STORED DATA:
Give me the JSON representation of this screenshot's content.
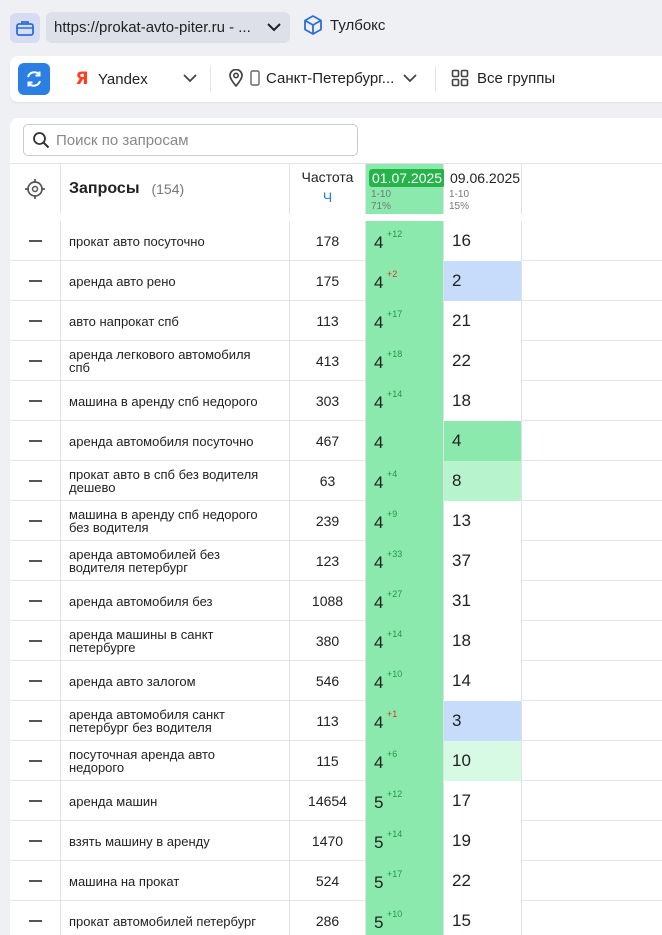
{
  "topbar": {
    "url": "https://prokat-avto-piter.ru - ...",
    "toolbox_label": "Тулбокс"
  },
  "filters": {
    "engine": "Yandex",
    "engine_logo": "Я",
    "region": "Санкт-Петербург...",
    "groups": "Все группы"
  },
  "search": {
    "placeholder": "Поиск по запросам"
  },
  "table": {
    "queries_title": "Запросы",
    "queries_count": "(154)",
    "freq_title": "Частота",
    "freq_unit": "Ч",
    "dates": [
      {
        "date": "01.07.2025",
        "range": "1-10",
        "percent": "71%"
      },
      {
        "date": "09.06.2025",
        "range": "1-10",
        "percent": "15%"
      }
    ],
    "rows": [
      {
        "query": "прокат авто посуточно",
        "freq": "178",
        "pos": "4",
        "delta": "+12",
        "dir": "up",
        "prev": "16",
        "prev_bg": "white"
      },
      {
        "query": "аренда авто рено",
        "freq": "175",
        "pos": "4",
        "delta": "+2",
        "dir": "down",
        "prev": "2",
        "prev_bg": "blue"
      },
      {
        "query": "авто напрокат спб",
        "freq": "113",
        "pos": "4",
        "delta": "+17",
        "dir": "up",
        "prev": "21",
        "prev_bg": "white"
      },
      {
        "query": "аренда легкового автомобиля спб",
        "freq": "413",
        "pos": "4",
        "delta": "+18",
        "dir": "up",
        "prev": "22",
        "prev_bg": "white"
      },
      {
        "query": "машина в аренду спб недорого",
        "freq": "303",
        "pos": "4",
        "delta": "+14",
        "dir": "up",
        "prev": "18",
        "prev_bg": "white"
      },
      {
        "query": "аренда автомобиля посуточно",
        "freq": "467",
        "pos": "4",
        "delta": "",
        "dir": "up",
        "prev": "4",
        "prev_bg": "green"
      },
      {
        "query": "прокат авто в спб без водителя дешево",
        "freq": "63",
        "pos": "4",
        "delta": "+4",
        "dir": "up",
        "prev": "8",
        "prev_bg": "mint"
      },
      {
        "query": "машина в аренду спб недорого без водителя",
        "freq": "239",
        "pos": "4",
        "delta": "+9",
        "dir": "up",
        "prev": "13",
        "prev_bg": "white"
      },
      {
        "query": "аренда автомобилей без водителя петербург",
        "freq": "123",
        "pos": "4",
        "delta": "+33",
        "dir": "up",
        "prev": "37",
        "prev_bg": "white"
      },
      {
        "query": "аренда автомобиля без",
        "freq": "1088",
        "pos": "4",
        "delta": "+27",
        "dir": "up",
        "prev": "31",
        "prev_bg": "white"
      },
      {
        "query": "аренда машины в санкт петербурге",
        "freq": "380",
        "pos": "4",
        "delta": "+14",
        "dir": "up",
        "prev": "18",
        "prev_bg": "white"
      },
      {
        "query": "аренда авто залогом",
        "freq": "546",
        "pos": "4",
        "delta": "+10",
        "dir": "up",
        "prev": "14",
        "prev_bg": "white"
      },
      {
        "query": "аренда автомобиля санкт петербург без водителя",
        "freq": "113",
        "pos": "4",
        "delta": "+1",
        "dir": "down",
        "prev": "3",
        "prev_bg": "blue"
      },
      {
        "query": "посуточная аренда авто недорого",
        "freq": "115",
        "pos": "4",
        "delta": "+6",
        "dir": "up",
        "prev": "10",
        "prev_bg": "pale"
      },
      {
        "query": "аренда машин",
        "freq": "14654",
        "pos": "5",
        "delta": "+12",
        "dir": "up",
        "prev": "17",
        "prev_bg": "white"
      },
      {
        "query": "взять машину в аренду",
        "freq": "1470",
        "pos": "5",
        "delta": "+14",
        "dir": "up",
        "prev": "19",
        "prev_bg": "white"
      },
      {
        "query": "машина на прокат",
        "freq": "524",
        "pos": "5",
        "delta": "+17",
        "dir": "up",
        "prev": "22",
        "prev_bg": "white"
      },
      {
        "query": "прокат автомобилей петербург",
        "freq": "286",
        "pos": "5",
        "delta": "+10",
        "dir": "up",
        "prev": "15",
        "prev_bg": "white"
      }
    ]
  }
}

REQUIREMENTS: Your copy of the data should match it exactly, except that pictures are left out.

COMPLETE OUTPUT:
Give me the JSON representation of this screenshot's content.
{
  "topbar": {
    "url": "https://prokat-avto-piter.ru - ...",
    "toolbox_label": "Тулбокс"
  },
  "filters": {
    "engine": "Yandex",
    "engine_logo": "Я",
    "region": "Санкт-Петербург...",
    "groups": "Все группы"
  },
  "search": {
    "placeholder": "Поиск по запросам"
  },
  "table": {
    "queries_title": "Запросы",
    "queries_count": "(154)",
    "freq_title": "Частота",
    "freq_unit": "Ч",
    "dates": [
      {
        "date": "01.07.2025",
        "range": "1-10",
        "percent": "71%"
      },
      {
        "date": "09.06.2025",
        "range": "1-10",
        "percent": "15%"
      }
    ],
    "rows": [
      {
        "query": "прокат авто посуточно",
        "freq": "178",
        "pos": "4",
        "delta": "+12",
        "dir": "up",
        "prev": "16",
        "prev_bg": "white"
      },
      {
        "query": "аренда авто рено",
        "freq": "175",
        "pos": "4",
        "delta": "+2",
        "dir": "down",
        "prev": "2",
        "prev_bg": "blue"
      },
      {
        "query": "авто напрокат спб",
        "freq": "113",
        "pos": "4",
        "delta": "+17",
        "dir": "up",
        "prev": "21",
        "prev_bg": "white"
      },
      {
        "query": "аренда легкового автомобиля спб",
        "freq": "413",
        "pos": "4",
        "delta": "+18",
        "dir": "up",
        "prev": "22",
        "prev_bg": "white"
      },
      {
        "query": "машина в аренду спб недорого",
        "freq": "303",
        "pos": "4",
        "delta": "+14",
        "dir": "up",
        "prev": "18",
        "prev_bg": "white"
      },
      {
        "query": "аренда автомобиля посуточно",
        "freq": "467",
        "pos": "4",
        "delta": "",
        "dir": "up",
        "prev": "4",
        "prev_bg": "green"
      },
      {
        "query": "прокат авто в спб без водителя дешево",
        "freq": "63",
        "pos": "4",
        "delta": "+4",
        "dir": "up",
        "prev": "8",
        "prev_bg": "mint"
      },
      {
        "query": "машина в аренду спб недорого без водителя",
        "freq": "239",
        "pos": "4",
        "delta": "+9",
        "dir": "up",
        "prev": "13",
        "prev_bg": "white"
      },
      {
        "query": "аренда автомобилей без водителя петербург",
        "freq": "123",
        "pos": "4",
        "delta": "+33",
        "dir": "up",
        "prev": "37",
        "prev_bg": "white"
      },
      {
        "query": "аренда автомобиля без",
        "freq": "1088",
        "pos": "4",
        "delta": "+27",
        "dir": "up",
        "prev": "31",
        "prev_bg": "white"
      },
      {
        "query": "аренда машины в санкт петербурге",
        "freq": "380",
        "pos": "4",
        "delta": "+14",
        "dir": "up",
        "prev": "18",
        "prev_bg": "white"
      },
      {
        "query": "аренда авто залогом",
        "freq": "546",
        "pos": "4",
        "delta": "+10",
        "dir": "up",
        "prev": "14",
        "prev_bg": "white"
      },
      {
        "query": "аренда автомобиля санкт петербург без водителя",
        "freq": "113",
        "pos": "4",
        "delta": "+1",
        "dir": "down",
        "prev": "3",
        "prev_bg": "blue"
      },
      {
        "query": "посуточная аренда авто недорого",
        "freq": "115",
        "pos": "4",
        "delta": "+6",
        "dir": "up",
        "prev": "10",
        "prev_bg": "pale"
      },
      {
        "query": "аренда машин",
        "freq": "14654",
        "pos": "5",
        "delta": "+12",
        "dir": "up",
        "prev": "17",
        "prev_bg": "white"
      },
      {
        "query": "взять машину в аренду",
        "freq": "1470",
        "pos": "5",
        "delta": "+14",
        "dir": "up",
        "prev": "19",
        "prev_bg": "white"
      },
      {
        "query": "машина на прокат",
        "freq": "524",
        "pos": "5",
        "delta": "+17",
        "dir": "up",
        "prev": "22",
        "prev_bg": "white"
      },
      {
        "query": "прокат автомобилей петербург",
        "freq": "286",
        "pos": "5",
        "delta": "+10",
        "dir": "up",
        "prev": "15",
        "prev_bg": "white"
      }
    ]
  }
}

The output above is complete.